Task statement:
Quote the entries that follow exactly, leaving none out.

Given data:
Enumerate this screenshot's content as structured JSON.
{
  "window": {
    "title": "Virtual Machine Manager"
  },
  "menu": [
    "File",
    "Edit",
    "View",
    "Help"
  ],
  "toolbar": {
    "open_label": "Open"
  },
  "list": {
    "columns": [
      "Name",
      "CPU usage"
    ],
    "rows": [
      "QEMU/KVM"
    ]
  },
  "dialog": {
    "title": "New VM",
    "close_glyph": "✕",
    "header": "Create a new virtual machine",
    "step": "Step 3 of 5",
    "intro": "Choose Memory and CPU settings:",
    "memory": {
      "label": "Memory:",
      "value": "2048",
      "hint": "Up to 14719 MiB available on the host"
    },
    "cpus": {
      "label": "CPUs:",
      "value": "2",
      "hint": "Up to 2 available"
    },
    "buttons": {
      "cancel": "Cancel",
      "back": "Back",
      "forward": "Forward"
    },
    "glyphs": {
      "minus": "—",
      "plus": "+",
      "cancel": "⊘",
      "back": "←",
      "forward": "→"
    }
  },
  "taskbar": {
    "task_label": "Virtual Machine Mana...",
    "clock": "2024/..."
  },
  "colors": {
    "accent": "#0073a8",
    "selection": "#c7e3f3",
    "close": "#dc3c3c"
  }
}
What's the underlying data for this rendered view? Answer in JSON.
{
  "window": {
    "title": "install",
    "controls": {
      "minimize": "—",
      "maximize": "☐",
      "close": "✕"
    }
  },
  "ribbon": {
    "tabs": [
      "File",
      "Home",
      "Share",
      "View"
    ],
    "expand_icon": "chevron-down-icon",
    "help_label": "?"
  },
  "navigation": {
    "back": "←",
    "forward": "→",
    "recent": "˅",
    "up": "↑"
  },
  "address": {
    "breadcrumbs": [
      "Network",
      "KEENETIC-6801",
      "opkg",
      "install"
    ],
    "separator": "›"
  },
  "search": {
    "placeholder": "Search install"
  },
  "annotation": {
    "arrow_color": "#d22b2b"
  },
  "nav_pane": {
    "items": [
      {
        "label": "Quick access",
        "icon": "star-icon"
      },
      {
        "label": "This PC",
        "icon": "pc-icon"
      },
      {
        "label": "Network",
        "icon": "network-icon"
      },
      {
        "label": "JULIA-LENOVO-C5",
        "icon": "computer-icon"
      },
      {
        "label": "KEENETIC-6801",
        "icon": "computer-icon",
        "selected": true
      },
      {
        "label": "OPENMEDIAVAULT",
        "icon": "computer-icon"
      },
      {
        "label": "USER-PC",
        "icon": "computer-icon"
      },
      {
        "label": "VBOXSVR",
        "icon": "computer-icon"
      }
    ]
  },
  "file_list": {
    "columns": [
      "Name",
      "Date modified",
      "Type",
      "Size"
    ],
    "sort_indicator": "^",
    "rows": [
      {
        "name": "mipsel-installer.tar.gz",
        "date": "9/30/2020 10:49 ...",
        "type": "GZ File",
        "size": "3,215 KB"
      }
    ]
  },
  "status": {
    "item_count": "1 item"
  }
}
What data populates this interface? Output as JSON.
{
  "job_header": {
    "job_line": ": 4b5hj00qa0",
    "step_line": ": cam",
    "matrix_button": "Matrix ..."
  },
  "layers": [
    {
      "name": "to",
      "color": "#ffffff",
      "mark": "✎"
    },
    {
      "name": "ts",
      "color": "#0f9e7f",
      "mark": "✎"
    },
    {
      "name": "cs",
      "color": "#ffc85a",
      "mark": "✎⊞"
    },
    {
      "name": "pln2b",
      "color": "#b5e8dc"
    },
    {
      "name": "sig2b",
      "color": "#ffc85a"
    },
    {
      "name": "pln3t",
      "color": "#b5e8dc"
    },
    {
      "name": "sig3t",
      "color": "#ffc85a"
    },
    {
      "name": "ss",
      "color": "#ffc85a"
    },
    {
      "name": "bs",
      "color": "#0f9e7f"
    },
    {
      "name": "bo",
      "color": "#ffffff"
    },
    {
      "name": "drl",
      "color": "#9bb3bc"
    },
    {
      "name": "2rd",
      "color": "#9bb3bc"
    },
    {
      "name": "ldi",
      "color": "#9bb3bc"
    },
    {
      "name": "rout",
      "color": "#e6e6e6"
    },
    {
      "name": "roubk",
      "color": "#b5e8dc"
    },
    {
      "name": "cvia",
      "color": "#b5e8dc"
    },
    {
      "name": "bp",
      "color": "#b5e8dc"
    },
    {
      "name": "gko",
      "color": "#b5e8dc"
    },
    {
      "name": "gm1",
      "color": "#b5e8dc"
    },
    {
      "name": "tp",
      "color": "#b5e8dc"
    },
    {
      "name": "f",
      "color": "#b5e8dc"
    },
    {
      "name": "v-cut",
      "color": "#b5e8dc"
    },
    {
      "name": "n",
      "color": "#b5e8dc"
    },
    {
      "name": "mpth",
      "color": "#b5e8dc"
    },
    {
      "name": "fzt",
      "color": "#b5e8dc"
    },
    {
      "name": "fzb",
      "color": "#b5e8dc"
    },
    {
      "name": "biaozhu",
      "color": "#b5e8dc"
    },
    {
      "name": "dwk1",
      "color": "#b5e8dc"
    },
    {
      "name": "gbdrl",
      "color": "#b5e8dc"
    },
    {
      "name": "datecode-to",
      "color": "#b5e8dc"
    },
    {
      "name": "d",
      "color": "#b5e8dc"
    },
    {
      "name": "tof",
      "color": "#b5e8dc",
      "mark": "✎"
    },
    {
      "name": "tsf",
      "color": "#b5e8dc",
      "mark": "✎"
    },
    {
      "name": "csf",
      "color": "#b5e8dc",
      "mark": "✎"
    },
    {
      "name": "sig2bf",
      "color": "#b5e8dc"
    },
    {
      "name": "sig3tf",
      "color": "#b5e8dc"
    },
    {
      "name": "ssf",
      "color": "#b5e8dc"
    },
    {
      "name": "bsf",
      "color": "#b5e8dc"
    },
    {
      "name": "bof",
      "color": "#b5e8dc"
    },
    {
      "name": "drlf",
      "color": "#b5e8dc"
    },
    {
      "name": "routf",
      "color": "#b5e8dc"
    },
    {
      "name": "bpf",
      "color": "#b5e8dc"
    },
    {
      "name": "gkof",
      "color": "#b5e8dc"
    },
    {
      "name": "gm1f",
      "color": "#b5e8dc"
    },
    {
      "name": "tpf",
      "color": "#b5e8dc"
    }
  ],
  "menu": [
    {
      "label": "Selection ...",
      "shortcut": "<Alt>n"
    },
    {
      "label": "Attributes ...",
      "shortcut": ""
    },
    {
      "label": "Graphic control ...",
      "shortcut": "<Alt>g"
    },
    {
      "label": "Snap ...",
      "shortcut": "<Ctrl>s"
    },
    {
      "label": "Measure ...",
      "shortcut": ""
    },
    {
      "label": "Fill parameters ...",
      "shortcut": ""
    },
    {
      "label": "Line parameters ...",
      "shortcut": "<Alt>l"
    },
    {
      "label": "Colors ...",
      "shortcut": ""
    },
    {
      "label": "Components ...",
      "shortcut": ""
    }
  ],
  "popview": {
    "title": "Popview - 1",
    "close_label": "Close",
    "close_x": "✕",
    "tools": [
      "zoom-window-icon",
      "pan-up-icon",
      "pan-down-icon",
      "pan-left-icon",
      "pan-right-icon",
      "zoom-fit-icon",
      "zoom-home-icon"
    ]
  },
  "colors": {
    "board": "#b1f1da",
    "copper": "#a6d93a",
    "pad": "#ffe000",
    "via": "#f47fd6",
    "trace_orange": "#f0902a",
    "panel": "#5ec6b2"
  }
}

Solved exercise:
Enumerate this screenshot's content as structured JSON.
{
  "window": {
    "title": "Virtual Machine Manager"
  },
  "menu": [
    "File",
    "Edit",
    "View",
    "Help"
  ],
  "toolbar": {
    "open_label": "Open"
  },
  "list": {
    "columns": [
      "Name",
      "CPU usage"
    ],
    "rows": [
      "QEMU/KVM"
    ]
  },
  "dialog": {
    "title": "New VM",
    "close_glyph": "✕",
    "header": "Create a new virtual machine",
    "step": "Step 3 of 5",
    "intro": "Choose Memory and CPU settings:",
    "memory": {
      "label": "Memory:",
      "value": "2048",
      "hint": "Up to 14719 MiB available on the host"
    },
    "cpus": {
      "label": "CPUs:",
      "value": "2",
      "hint": "Up to 2 available"
    },
    "buttons": {
      "cancel": "Cancel",
      "back": "Back",
      "forward": "Forward"
    },
    "glyphs": {
      "minus": "—",
      "plus": "+",
      "cancel": "⊘",
      "back": "←",
      "forward": "→"
    }
  },
  "taskbar": {
    "task_label": "Virtual Machine Mana...",
    "clock": "2024/..."
  },
  "colors": {
    "accent": "#0073a8",
    "selection": "#c7e3f3",
    "close": "#dc3c3c"
  }
}
What's the underlying data for this rendered view? Answer in JSON.
{
  "window": {
    "title": "install",
    "controls": {
      "minimize": "—",
      "maximize": "☐",
      "close": "✕"
    }
  },
  "ribbon": {
    "tabs": [
      "File",
      "Home",
      "Share",
      "View"
    ],
    "expand_icon": "chevron-down-icon",
    "help_label": "?"
  },
  "navigation": {
    "back": "←",
    "forward": "→",
    "recent": "˅",
    "up": "↑"
  },
  "address": {
    "breadcrumbs": [
      "Network",
      "KEENETIC-6801",
      "opkg",
      "install"
    ],
    "separator": "›"
  },
  "search": {
    "placeholder": "Search install"
  },
  "annotation": {
    "arrow_color": "#d22b2b"
  },
  "nav_pane": {
    "items": [
      {
        "label": "Quick access",
        "icon": "star-icon"
      },
      {
        "label": "This PC",
        "icon": "pc-icon"
      },
      {
        "label": "Network",
        "icon": "network-icon"
      },
      {
        "label": "JULIA-LENOVO-C5",
        "icon": "computer-icon"
      },
      {
        "label": "KEENETIC-6801",
        "icon": "computer-icon",
        "selected": true
      },
      {
        "label": "OPENMEDIAVAULT",
        "icon": "computer-icon"
      },
      {
        "label": "USER-PC",
        "icon": "computer-icon"
      },
      {
        "label": "VBOXSVR",
        "icon": "computer-icon"
      }
    ]
  },
  "file_list": {
    "columns": [
      "Name",
      "Date modified",
      "Type",
      "Size"
    ],
    "sort_indicator": "^",
    "rows": [
      {
        "name": "mipsel-installer.tar.gz",
        "date": "9/30/2020 10:49 ...",
        "type": "GZ File",
        "size": "3,215 KB"
      }
    ]
  },
  "status": {
    "item_count": "1 item"
  }
}
What data populates this interface? Output as JSON.
{
  "job_header": {
    "job_line": ": 4b5hj00qa0",
    "step_line": ": cam",
    "matrix_button": "Matrix ..."
  },
  "layers": [
    {
      "name": "to",
      "color": "#ffffff",
      "mark": "✎"
    },
    {
      "name": "ts",
      "color": "#0f9e7f",
      "mark": "✎"
    },
    {
      "name": "cs",
      "color": "#ffc85a",
      "mark": "✎⊞"
    },
    {
      "name": "pln2b",
      "color": "#b5e8dc"
    },
    {
      "name": "sig2b",
      "color": "#ffc85a"
    },
    {
      "name": "pln3t",
      "color": "#b5e8dc"
    },
    {
      "name": "sig3t",
      "color": "#ffc85a"
    },
    {
      "name": "ss",
      "color": "#ffc85a"
    },
    {
      "name": "bs",
      "color": "#0f9e7f"
    },
    {
      "name": "bo",
      "color": "#ffffff"
    },
    {
      "name": "drl",
      "color": "#9bb3bc"
    },
    {
      "name": "2rd",
      "color": "#9bb3bc"
    },
    {
      "name": "ldi",
      "color": "#9bb3bc"
    },
    {
      "name": "rout",
      "color": "#e6e6e6"
    },
    {
      "name": "roubk",
      "color": "#b5e8dc"
    },
    {
      "name": "cvia",
      "color": "#b5e8dc"
    },
    {
      "name": "bp",
      "color": "#b5e8dc"
    },
    {
      "name": "gko",
      "color": "#b5e8dc"
    },
    {
      "name": "gm1",
      "color": "#b5e8dc"
    },
    {
      "name": "tp",
      "color": "#b5e8dc"
    },
    {
      "name": "f",
      "color": "#b5e8dc"
    },
    {
      "name": "v-cut",
      "color": "#b5e8dc"
    },
    {
      "name": "n",
      "color": "#b5e8dc"
    },
    {
      "name": "mpth",
      "color": "#b5e8dc"
    },
    {
      "name": "fzt",
      "color": "#b5e8dc"
    },
    {
      "name": "fzb",
      "color": "#b5e8dc"
    },
    {
      "name": "biaozhu",
      "color": "#b5e8dc"
    },
    {
      "name": "dwk1",
      "color": "#b5e8dc"
    },
    {
      "name": "gbdrl",
      "color": "#b5e8dc"
    },
    {
      "name": "datecode-to",
      "color": "#b5e8dc"
    },
    {
      "name": "d",
      "color": "#b5e8dc"
    },
    {
      "name": "tof",
      "color": "#b5e8dc",
      "mark": "✎"
    },
    {
      "name": "tsf",
      "color": "#b5e8dc",
      "mark": "✎"
    },
    {
      "name": "csf",
      "color": "#b5e8dc",
      "mark": "✎"
    },
    {
      "name": "sig2bf",
      "color": "#b5e8dc"
    },
    {
      "name": "sig3tf",
      "color": "#b5e8dc"
    },
    {
      "name": "ssf",
      "color": "#b5e8dc"
    },
    {
      "name": "bsf",
      "color": "#b5e8dc"
    },
    {
      "name": "bof",
      "color": "#b5e8dc"
    },
    {
      "name": "drlf",
      "color": "#b5e8dc"
    },
    {
      "name": "routf",
      "color": "#b5e8dc"
    },
    {
      "name": "bpf",
      "color": "#b5e8dc"
    },
    {
      "name": "gkof",
      "color": "#b5e8dc"
    },
    {
      "name": "gm1f",
      "color": "#b5e8dc"
    },
    {
      "name": "tpf",
      "color": "#b5e8dc"
    }
  ],
  "menu": [
    {
      "label": "Selection ...",
      "shortcut": "<Alt>n"
    },
    {
      "label": "Attributes ...",
      "shortcut": ""
    },
    {
      "label": "Graphic control ...",
      "shortcut": "<Alt>g"
    },
    {
      "label": "Snap ...",
      "shortcut": "<Ctrl>s"
    },
    {
      "label": "Measure ...",
      "shortcut": ""
    },
    {
      "label": "Fill parameters ...",
      "shortcut": ""
    },
    {
      "label": "Line parameters ...",
      "shortcut": "<Alt>l"
    },
    {
      "label": "Colors ...",
      "shortcut": ""
    },
    {
      "label": "Components ...",
      "shortcut": ""
    }
  ],
  "popview": {
    "title": "Popview - 1",
    "close_label": "Close",
    "close_x": "✕",
    "tools": [
      "zoom-window-icon",
      "pan-up-icon",
      "pan-down-icon",
      "pan-left-icon",
      "pan-right-icon",
      "zoom-fit-icon",
      "zoom-home-icon"
    ]
  },
  "colors": {
    "board": "#b1f1da",
    "copper": "#a6d93a",
    "pad": "#ffe000",
    "via": "#f47fd6",
    "trace_orange": "#f0902a",
    "panel": "#5ec6b2"
  }
}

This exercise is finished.